- **Set task**: Will you output the entries below exactly, skipping every image they contain?

- **Entries supplied**:
▬▬▬
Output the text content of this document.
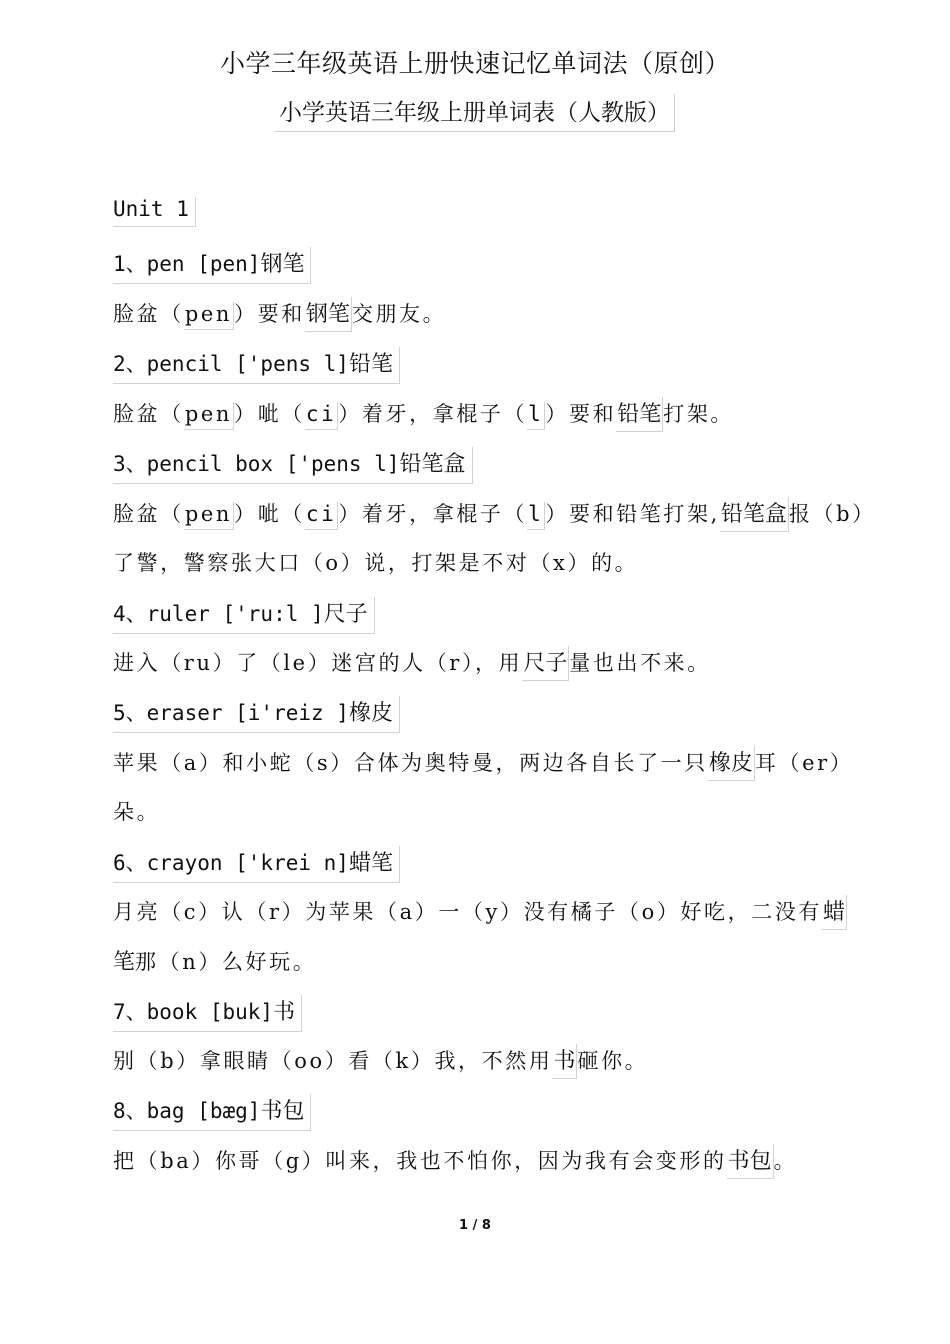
小学三年级英语上册快速记忆单词法（原创）
小学英语三年级上册单词表（人教版）
Unit 1
1、pen [pen]钢笔
脸盆（pen）要和钢笔交朋友。
2、pencil ['pens l]铅笔
脸盆（pen）呲（ci）着牙，拿棍子（l）要和铅笔打架。
3、pencil box ['pens l]铅笔盒
脸盆（pen）呲（ci）着牙，拿棍子（l）要和铅笔打架,铅笔盒报（b）
了警，警察张大口（o）说，打架是不对（x）的。
4、ruler ['ru:l ]尺子
进入（ru）了（le）迷宫的人（r），用尺子量也出不来。
5、eraser [i'reiz ]橡皮
苹果（a）和小蛇（s）合体为奥特曼，两边各自长了一只橡皮耳（er）
朵。
6、crayon ['krei n]蜡笔
月亮（c）认（r）为苹果（a）一（y）没有橘子（o）好吃，二没有蜡
笔那（n）么好玩。
7、book [buk]书
别（b）拿眼睛（oo）看（k）我，不然用书砸你。
8、bag [bæg]书包
把（ba）你哥（g）叫来，我也不怕你，因为我有会变形的书包。
1 / 8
▬▬▬
- **Exercise result**:
Output the text content of this document.
小学三年级英语上册快速记忆单词法（原创）
小学英语三年级上册单词表（人教版）
Unit 1
1、pen [pen]钢笔
脸盆（pen）要和钢笔交朋友。
2、pencil ['pens l]铅笔
脸盆（pen）呲（ci）着牙，拿棍子（l）要和铅笔打架。
3、pencil box ['pens l]铅笔盒
脸盆（pen）呲（ci）着牙，拿棍子（l）要和铅笔打架,铅笔盒报（b）
了警，警察张大口（o）说，打架是不对（x）的。
4、ruler ['ru:l ]尺子
进入（ru）了（le）迷宫的人（r），用尺子量也出不来。
5、eraser [i'reiz ]橡皮
苹果（a）和小蛇（s）合体为奥特曼，两边各自长了一只橡皮耳（er）
朵。
6、crayon ['krei n]蜡笔
月亮（c）认（r）为苹果（a）一（y）没有橘子（o）好吃，二没有蜡
笔那（n）么好玩。
7、book [buk]书
别（b）拿眼睛（oo）看（k）我，不然用书砸你。
8、bag [bæg]书包
把（ba）你哥（g）叫来，我也不怕你，因为我有会变形的书包。
1 / 8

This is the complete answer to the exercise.